◆ Document source
----------
Je m'intéresse à cette période de l'histoire depuis que je suis tout petit. C'est un sujet qui m'a toujours intéressé et que je finis par connaître parfaitement.

En plus, vu le contexte social actuel, je trouve que c'est important de rappeler aux enfants ce qu'a été cette époque, avec pour objectif une sorte de devoir de mémoire.
Je voulais également désamorcer l'horreur par l'humour et l'apprentissage.
Quand on rentre dans ce genre de sujet, il vaut mieux avoir une soupape pour respirer et évacuer la pression. Dans ces albums, la soupape c'est l'humour que je glisse dans les rapports entre Spirou et Fantasio, ainsi qu'avec d'autres personnages humoristiques.
Ca a toujours été ma façon de raconter des histoires: prendre des sujets sérieux et essayer de les transmettre à travers l'humour, car selon moi c'est une méthode pédagogique essentielle, c'est comme cela qu'on retient le mieux.

Je raconte souvent que durant ma scolarité, il y a à peu près 5 profs qui m'ont aidé à me construire, qui m'ont apporté des choses et dont les cours étaient agréables à entendre. Le point commun entre ces 5 profs, c'est qu'ils avaient le sens de l'humour et beaucoup de détachement par rapport à ce qu'ils nous apprenaient, du coup ça rentrait mieux.
C'était un vrai bonheur d'assister à leurs cours, car on se marrait et on apprenait énormément de choses.
Je pense que l'humour a toujours été un super vecteur d'apprentissage, surtout en ce qui concerne les sujets les plus graves.


Je suppose que vous avez dû faire pas mal de recherches historiques?

Je me suis essentiellement basé sur un livre écrit par Paul Struye et Guillaume Jacquemyns qui s'appelle La Belgique sous l'Occupation allemande (1940-1944). Ce livre a été une mine d'informations pour moi.

Ce livre est très intéressant car c'est un rapport écrit durant l'Occupation par Paul Struye - qui était juriste à l'époque et qui est devenu ministre de la justice par la suite.
Paul Struye écrivait des rapports qui étaient ensuite envoyés tous les semestres au gouvernement en exil à Londres. C'était un compte-rendu détaillé de ce qu'il se passait; ça allait des courants de pensée du peuple, à la politique en passant par les diverses pénuries ou encore le prix du pain.
On découvre la vie de la Belgique sous l'Occupation, six mois par six mois en toute objectivité. C'est très neutre, il n'y a aucun jugement dans ces rapports.
D'ailleurs, ceux-ci se présentaient sous la forme d'un simple journal (intime), au cas où les allemands tombaient dessus.
C'est très neutre, mais c'est parfait pour se plonger dans le contexte de l'époque.
----------
◆ Données recueillies
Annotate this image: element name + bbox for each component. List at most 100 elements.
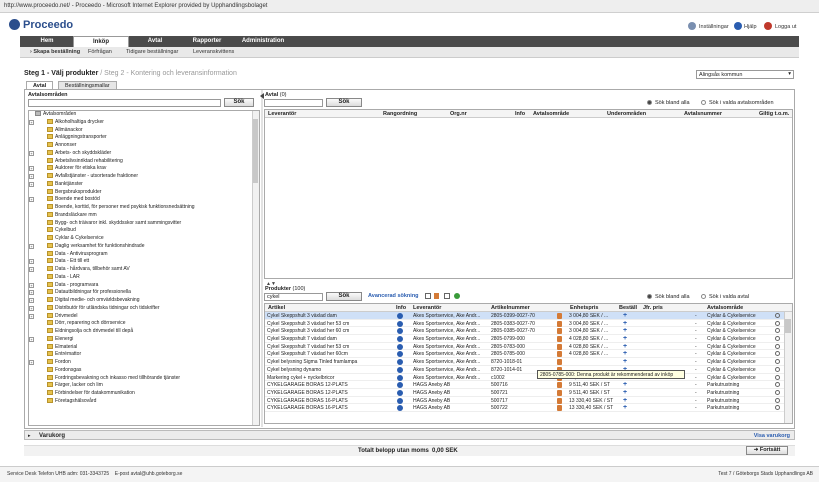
----------
◆ Objectif
D'après le document source, à quelle fréquence les rapports de Paul Struye étaient-ils envoyés au gouvernement en exil à Londres ?

◆ Solution du problème
Tous les semestres.